▶ Your instructions
From the entries below, please gather each line containing the string "Ведро".

****************

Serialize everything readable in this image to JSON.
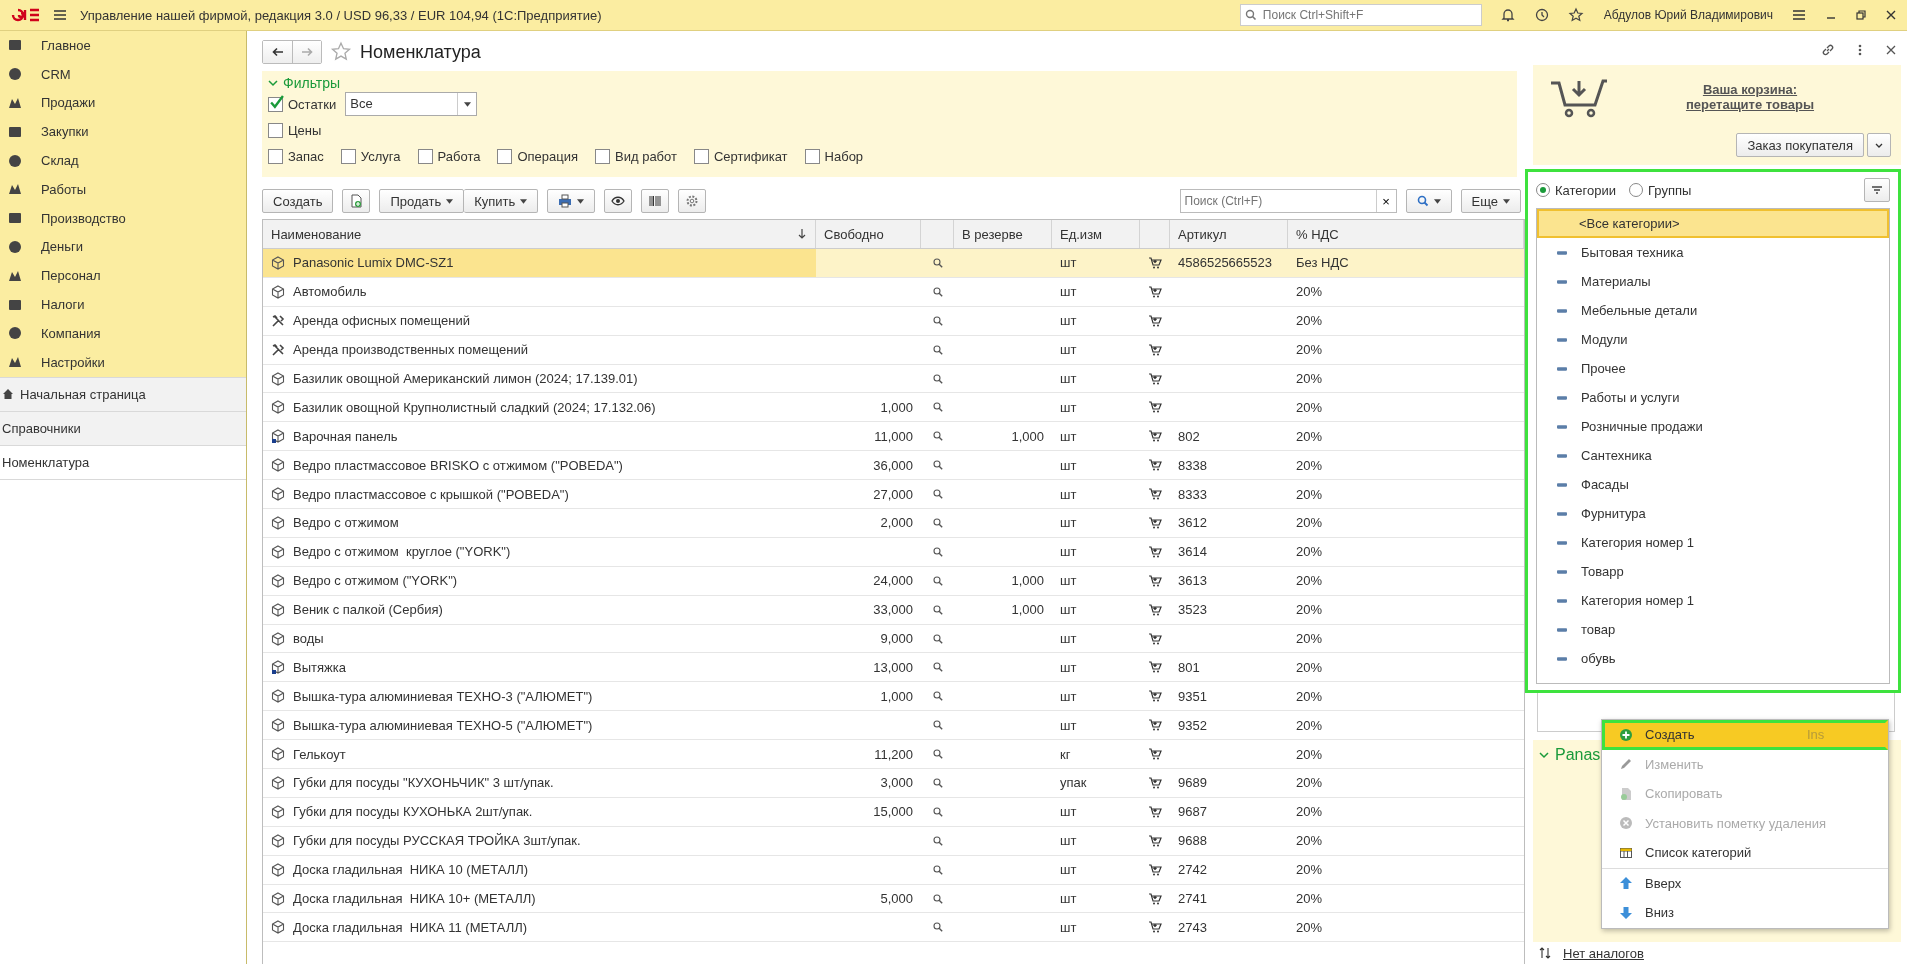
{
  "window": {
    "title": "Управление нашей фирмой, редакция 3.0 / USD 96,33 / EUR 104,94  (1С:Предприятие)",
    "search_placeholder": "Поиск Ctrl+Shift+F",
    "user": "Абдулов Юрий Владимирович"
  },
  "sidebar": {
    "sections": [
      {
        "label": "Главное"
      },
      {
        "label": "CRM"
      },
      {
        "label": "Продажи"
      },
      {
        "label": "Закупки"
      },
      {
        "label": "Склад"
      },
      {
        "label": "Работы"
      },
      {
        "label": "Производство"
      },
      {
        "label": "Деньги"
      },
      {
        "label": "Персонал"
      },
      {
        "label": "Налоги"
      },
      {
        "label": "Компания"
      },
      {
        "label": "Настройки"
      }
    ],
    "open_pages": [
      {
        "label": "Начальная страница",
        "selected": false
      },
      {
        "label": "Справочники",
        "selected": false
      },
      {
        "label": "Номенклатура",
        "selected": true
      }
    ]
  },
  "page": {
    "title": "Номенклатура"
  },
  "filters": {
    "title": "Фильтры",
    "expanded": true,
    "stock": {
      "label": "Остатки",
      "checked": true,
      "value": "Все"
    },
    "prices": {
      "label": "Цены",
      "checked": false
    },
    "types": [
      {
        "label": "Запас",
        "checked": false
      },
      {
        "label": "Услуга",
        "checked": false
      },
      {
        "label": "Работа",
        "checked": false
      },
      {
        "label": "Операция",
        "checked": false
      },
      {
        "label": "Вид работ",
        "checked": false
      },
      {
        "label": "Сертификат",
        "checked": false
      },
      {
        "label": "Набор",
        "checked": false
      }
    ]
  },
  "toolbar": {
    "create": "Создать",
    "sell": "Продать",
    "buy": "Купить",
    "search_placeholder": "Поиск (Ctrl+F)",
    "clear": "×",
    "more": "Еще"
  },
  "table": {
    "columns": [
      "Наименование",
      "Свободно",
      "В резерве",
      "Ед.изм",
      "Артикул",
      "% НДС"
    ],
    "rows": [
      {
        "kind": "goods",
        "name": "Panasonic Lumix DMC-SZ1",
        "free": "",
        "reserve": "",
        "unit": "шт",
        "article": "4586525665523",
        "vat": "Без НДС",
        "selected": true
      },
      {
        "kind": "goods",
        "name": "Автомобиль",
        "free": "",
        "reserve": "",
        "unit": "шт",
        "article": "",
        "vat": "20%",
        "selected": false
      },
      {
        "kind": "service",
        "name": "Аренда офисных помещений",
        "free": "",
        "reserve": "",
        "unit": "шт",
        "article": "",
        "vat": "20%",
        "selected": false
      },
      {
        "kind": "service",
        "name": "Аренда производственных помещений",
        "free": "",
        "reserve": "",
        "unit": "шт",
        "article": "",
        "vat": "20%",
        "selected": false
      },
      {
        "kind": "goods",
        "name": "Базилик овощной Американский лимон (2024; 17.139.01)",
        "free": "",
        "reserve": "",
        "unit": "шт",
        "article": "",
        "vat": "20%",
        "selected": false
      },
      {
        "kind": "goods",
        "name": "Базилик овощной Крупнолистный сладкий (2024; 17.132.06)",
        "free": "1,000",
        "reserve": "",
        "unit": "шт",
        "article": "",
        "vat": "20%",
        "selected": false
      },
      {
        "kind": "marked",
        "name": "Варочная панель",
        "free": "11,000",
        "reserve": "1,000",
        "unit": "шт",
        "article": "802",
        "vat": "20%",
        "selected": false
      },
      {
        "kind": "goods",
        "name": "Ведро пластмассовое BRISKO с отжимом (\"POBEDA\")",
        "free": "36,000",
        "reserve": "",
        "unit": "шт",
        "article": "8338",
        "vat": "20%",
        "selected": false
      },
      {
        "kind": "goods",
        "name": "Ведро пластмассовое с крышкой (\"POBEDA\")",
        "free": "27,000",
        "reserve": "",
        "unit": "шт",
        "article": "8333",
        "vat": "20%",
        "selected": false
      },
      {
        "kind": "goods",
        "name": "Ведро с отжимом",
        "free": "2,000",
        "reserve": "",
        "unit": "шт",
        "article": "3612",
        "vat": "20%",
        "selected": false
      },
      {
        "kind": "goods",
        "name": "Ведро с отжимом  круглое (\"YORK\")",
        "free": "",
        "reserve": "",
        "unit": "шт",
        "article": "3614",
        "vat": "20%",
        "selected": false
      },
      {
        "kind": "goods",
        "name": "Ведро с отжимом (\"YORK\")",
        "free": "24,000",
        "reserve": "1,000",
        "unit": "шт",
        "article": "3613",
        "vat": "20%",
        "selected": false
      },
      {
        "kind": "goods",
        "name": "Веник с палкой (Сербия)",
        "free": "33,000",
        "reserve": "1,000",
        "unit": "шт",
        "article": "3523",
        "vat": "20%",
        "selected": false
      },
      {
        "kind": "goods",
        "name": "воды",
        "free": "9,000",
        "reserve": "",
        "unit": "шт",
        "article": "",
        "vat": "20%",
        "selected": false
      },
      {
        "kind": "marked",
        "name": "Вытяжка",
        "free": "13,000",
        "reserve": "",
        "unit": "шт",
        "article": "801",
        "vat": "20%",
        "selected": false
      },
      {
        "kind": "goods",
        "name": "Вышка-тура алюминиевая ТЕХНО-3 (\"АЛЮМЕТ\")",
        "free": "1,000",
        "reserve": "",
        "unit": "шт",
        "article": "9351",
        "vat": "20%",
        "selected": false
      },
      {
        "kind": "goods",
        "name": "Вышка-тура алюминиевая ТЕХНО-5 (\"АЛЮМЕТ\")",
        "free": "",
        "reserve": "",
        "unit": "шт",
        "article": "9352",
        "vat": "20%",
        "selected": false
      },
      {
        "kind": "goods",
        "name": "Гелькоут",
        "free": "11,200",
        "reserve": "",
        "unit": "кг",
        "article": "",
        "vat": "20%",
        "selected": false
      },
      {
        "kind": "goods",
        "name": "Губки для посуды \"КУХОНЬЧИК\" 3 шт/упак.",
        "free": "3,000",
        "reserve": "",
        "unit": "упак",
        "article": "9689",
        "vat": "20%",
        "selected": false
      },
      {
        "kind": "goods",
        "name": "Губки для посуды КУХОНЬКА 2шт/упак.",
        "free": "15,000",
        "reserve": "",
        "unit": "шт",
        "article": "9687",
        "vat": "20%",
        "selected": false
      },
      {
        "kind": "goods",
        "name": "Губки для посуды РУССКАЯ ТРОЙКА 3шт/упак.",
        "free": "",
        "reserve": "",
        "unit": "шт",
        "article": "9688",
        "vat": "20%",
        "selected": false
      },
      {
        "kind": "goods",
        "name": "Доска гладильная  НИКА 10 (МЕТАЛЛ)",
        "free": "",
        "reserve": "",
        "unit": "шт",
        "article": "2742",
        "vat": "20%",
        "selected": false
      },
      {
        "kind": "goods",
        "name": "Доска гладильная  НИКА 10+ (МЕТАЛЛ)",
        "free": "5,000",
        "reserve": "",
        "unit": "шт",
        "article": "2741",
        "vat": "20%",
        "selected": false
      },
      {
        "kind": "goods",
        "name": "Доска гладильная  НИКА 11 (МЕТАЛЛ)",
        "free": "",
        "reserve": "",
        "unit": "шт",
        "article": "2743",
        "vat": "20%",
        "selected": false
      }
    ]
  },
  "cart": {
    "link": "Ваша корзина:\nперетащите товары",
    "button": "Заказ покупателя"
  },
  "categories": {
    "highlighted": true,
    "modes": [
      {
        "label": "Категории",
        "selected": true
      },
      {
        "label": "Группы",
        "selected": false
      }
    ],
    "items": [
      {
        "label": "<Все категории>",
        "selected": true
      },
      {
        "label": "Бытовая техника",
        "selected": false
      },
      {
        "label": "Материалы",
        "selected": false
      },
      {
        "label": "Мебельные детали",
        "selected": false
      },
      {
        "label": "Модули",
        "selected": false
      },
      {
        "label": "Прочее",
        "selected": false
      },
      {
        "label": "Работы и услуги",
        "selected": false
      },
      {
        "label": "Розничные продажи",
        "selected": false
      },
      {
        "label": "Сантехника",
        "selected": false
      },
      {
        "label": "Фасады",
        "selected": false
      },
      {
        "label": "Фурнитура",
        "selected": false
      },
      {
        "label": "Категория номер 1",
        "selected": false
      },
      {
        "label": "Товарр",
        "selected": false
      },
      {
        "label": "Категория номер 1",
        "selected": false
      },
      {
        "label": "товар",
        "selected": false
      },
      {
        "label": "обувь",
        "selected": false
      }
    ]
  },
  "details": {
    "title": "Panas",
    "analogs": "Нет аналогов"
  },
  "context_menu": {
    "groups": [
      [
        {
          "label": "Создать",
          "shortcut": "Ins",
          "selected": true,
          "disabled": false,
          "highlighted": true
        },
        {
          "label": "Изменить",
          "selected": false,
          "disabled": true,
          "highlighted": false
        },
        {
          "label": "Скопировать",
          "selected": false,
          "disabled": true,
          "highlighted": false
        },
        {
          "label": "Установить пометку удаления",
          "selected": false,
          "disabled": true,
          "highlighted": false
        },
        {
          "label": "Список категорий",
          "selected": false,
          "disabled": false,
          "highlighted": false
        }
      ],
      [
        {
          "label": "Вверх",
          "selected": false,
          "disabled": false,
          "highlighted": false
        },
        {
          "label": "Вниз",
          "selected": false,
          "disabled": false,
          "highlighted": false
        }
      ]
    ]
  }
}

****************

▶ Task output
        "name": "Ведро пластмассовое BRISKO с отжимом (\"POBEDA\")",
        "name": "Ведро пластмассовое с крышкой (\"POBEDA\")",
        "name": "Ведро с отжимом",
        "name": "Ведро с отжимом  круглое (\"YORK\")",
        "name": "Ведро с отжимом (\"YORK\")",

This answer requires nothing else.